Extracts from a graphics dataset:

::::

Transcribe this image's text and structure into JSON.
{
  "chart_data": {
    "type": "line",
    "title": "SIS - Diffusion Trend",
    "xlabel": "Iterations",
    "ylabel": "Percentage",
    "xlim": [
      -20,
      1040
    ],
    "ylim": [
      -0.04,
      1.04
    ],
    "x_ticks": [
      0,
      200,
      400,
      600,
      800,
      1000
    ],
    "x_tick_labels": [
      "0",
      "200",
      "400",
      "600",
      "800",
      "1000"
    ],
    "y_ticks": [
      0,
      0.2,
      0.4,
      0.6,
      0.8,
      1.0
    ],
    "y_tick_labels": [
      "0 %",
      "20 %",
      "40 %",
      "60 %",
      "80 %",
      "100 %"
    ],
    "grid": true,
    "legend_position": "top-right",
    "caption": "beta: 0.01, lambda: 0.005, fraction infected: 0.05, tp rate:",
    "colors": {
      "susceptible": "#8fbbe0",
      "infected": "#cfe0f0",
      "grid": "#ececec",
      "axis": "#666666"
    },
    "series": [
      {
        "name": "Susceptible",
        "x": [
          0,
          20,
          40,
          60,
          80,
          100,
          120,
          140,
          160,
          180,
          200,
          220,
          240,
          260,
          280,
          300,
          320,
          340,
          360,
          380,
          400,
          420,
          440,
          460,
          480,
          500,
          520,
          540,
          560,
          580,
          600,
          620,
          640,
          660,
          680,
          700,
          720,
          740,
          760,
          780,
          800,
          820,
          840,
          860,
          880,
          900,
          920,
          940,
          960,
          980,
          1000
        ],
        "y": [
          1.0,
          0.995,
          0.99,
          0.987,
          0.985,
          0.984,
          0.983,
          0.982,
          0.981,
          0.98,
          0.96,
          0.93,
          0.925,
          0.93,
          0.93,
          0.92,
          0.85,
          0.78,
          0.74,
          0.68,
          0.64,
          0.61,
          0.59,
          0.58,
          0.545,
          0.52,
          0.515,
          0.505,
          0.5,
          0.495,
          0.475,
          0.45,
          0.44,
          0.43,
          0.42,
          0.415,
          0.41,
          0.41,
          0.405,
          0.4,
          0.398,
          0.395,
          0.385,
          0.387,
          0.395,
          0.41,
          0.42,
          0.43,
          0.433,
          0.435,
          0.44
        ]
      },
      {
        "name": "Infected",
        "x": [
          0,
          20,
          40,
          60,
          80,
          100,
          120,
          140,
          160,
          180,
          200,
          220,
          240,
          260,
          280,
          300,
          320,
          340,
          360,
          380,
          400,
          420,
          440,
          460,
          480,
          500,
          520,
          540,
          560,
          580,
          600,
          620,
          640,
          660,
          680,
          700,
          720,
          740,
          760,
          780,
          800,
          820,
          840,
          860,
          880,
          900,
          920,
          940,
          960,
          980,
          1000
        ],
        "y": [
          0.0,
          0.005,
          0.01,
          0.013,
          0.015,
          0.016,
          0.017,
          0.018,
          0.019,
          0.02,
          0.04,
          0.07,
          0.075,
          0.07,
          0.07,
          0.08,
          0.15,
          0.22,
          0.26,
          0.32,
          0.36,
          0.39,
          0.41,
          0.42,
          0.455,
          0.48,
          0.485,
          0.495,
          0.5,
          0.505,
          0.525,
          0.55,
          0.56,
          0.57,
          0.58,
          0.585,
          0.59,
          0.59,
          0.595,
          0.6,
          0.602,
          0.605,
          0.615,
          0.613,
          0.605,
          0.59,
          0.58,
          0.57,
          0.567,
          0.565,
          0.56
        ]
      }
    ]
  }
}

::::

* **TASK BRIEF**
Transcribe every entry exactly, omitting nothing.

* **CORRECT ANSWER**
Transcribe this image's text and structure into JSON.
{
  "chart_data": {
    "type": "line",
    "title": "SIS - Diffusion Trend",
    "xlabel": "Iterations",
    "ylabel": "Percentage",
    "xlim": [
      -20,
      1040
    ],
    "ylim": [
      -0.04,
      1.04
    ],
    "x_ticks": [
      0,
      200,
      400,
      600,
      800,
      1000
    ],
    "x_tick_labels": [
      "0",
      "200",
      "400",
      "600",
      "800",
      "1000"
    ],
    "y_ticks": [
      0,
      0.2,
      0.4,
      0.6,
      0.8,
      1.0
    ],
    "y_tick_labels": [
      "0 %",
      "20 %",
      "40 %",
      "60 %",
      "80 %",
      "100 %"
    ],
    "grid": true,
    "legend_position": "top-right",
    "caption": "beta: 0.01, lambda: 0.005, fraction infected: 0.05, tp rate:",
    "colors": {
      "susceptible": "#8fbbe0",
      "infected": "#cfe0f0",
      "grid": "#ececec",
      "axis": "#666666"
    },
    "series": [
      {
        "name": "Susceptible",
        "x": [
          0,
          20,
          40,
          60,
          80,
          100,
          120,
          140,
          160,
          180,
          200,
          220,
          240,
          260,
          280,
          300,
          320,
          340,
          360,
          380,
          400,
          420,
          440,
          460,
          480,
          500,
          520,
          540,
          560,
          580,
          600,
          620,
          640,
          660,
          680,
          700,
          720,
          740,
          760,
          780,
          800,
          820,
          840,
          860,
          880,
          900,
          920,
          940,
          960,
          980,
          1000
        ],
        "y": [
          1.0,
          0.995,
          0.99,
          0.987,
          0.985,
          0.984,
          0.983,
          0.982,
          0.981,
          0.98,
          0.96,
          0.93,
          0.925,
          0.93,
          0.93,
          0.92,
          0.85,
          0.78,
          0.74,
          0.68,
          0.64,
          0.61,
          0.59,
          0.58,
          0.545,
          0.52,
          0.515,
          0.505,
          0.5,
          0.495,
          0.475,
          0.45,
          0.44,
          0.43,
          0.42,
          0.415,
          0.41,
          0.41,
          0.405,
          0.4,
          0.398,
          0.395,
          0.385,
          0.387,
          0.395,
          0.41,
          0.42,
          0.43,
          0.433,
          0.435,
          0.44
        ]
      },
      {
        "name": "Infected",
        "x": [
          0,
          20,
          40,
          60,
          80,
          100,
          120,
          140,
          160,
          180,
          200,
          220,
          240,
          260,
          280,
          300,
          320,
          340,
          360,
          380,
          400,
          420,
          440,
          460,
          480,
          500,
          520,
          540,
          560,
          580,
          600,
          620,
          640,
          660,
          680,
          700,
          720,
          740,
          760,
          780,
          800,
          820,
          840,
          860,
          880,
          900,
          920,
          940,
          960,
          980,
          1000
        ],
        "y": [
          0.0,
          0.005,
          0.01,
          0.013,
          0.015,
          0.016,
          0.017,
          0.018,
          0.019,
          0.02,
          0.04,
          0.07,
          0.075,
          0.07,
          0.07,
          0.08,
          0.15,
          0.22,
          0.26,
          0.32,
          0.36,
          0.39,
          0.41,
          0.42,
          0.455,
          0.48,
          0.485,
          0.495,
          0.5,
          0.505,
          0.525,
          0.55,
          0.56,
          0.57,
          0.58,
          0.585,
          0.59,
          0.59,
          0.595,
          0.6,
          0.602,
          0.605,
          0.615,
          0.613,
          0.605,
          0.59,
          0.58,
          0.57,
          0.567,
          0.565,
          0.56
        ]
      }
    ]
  }
}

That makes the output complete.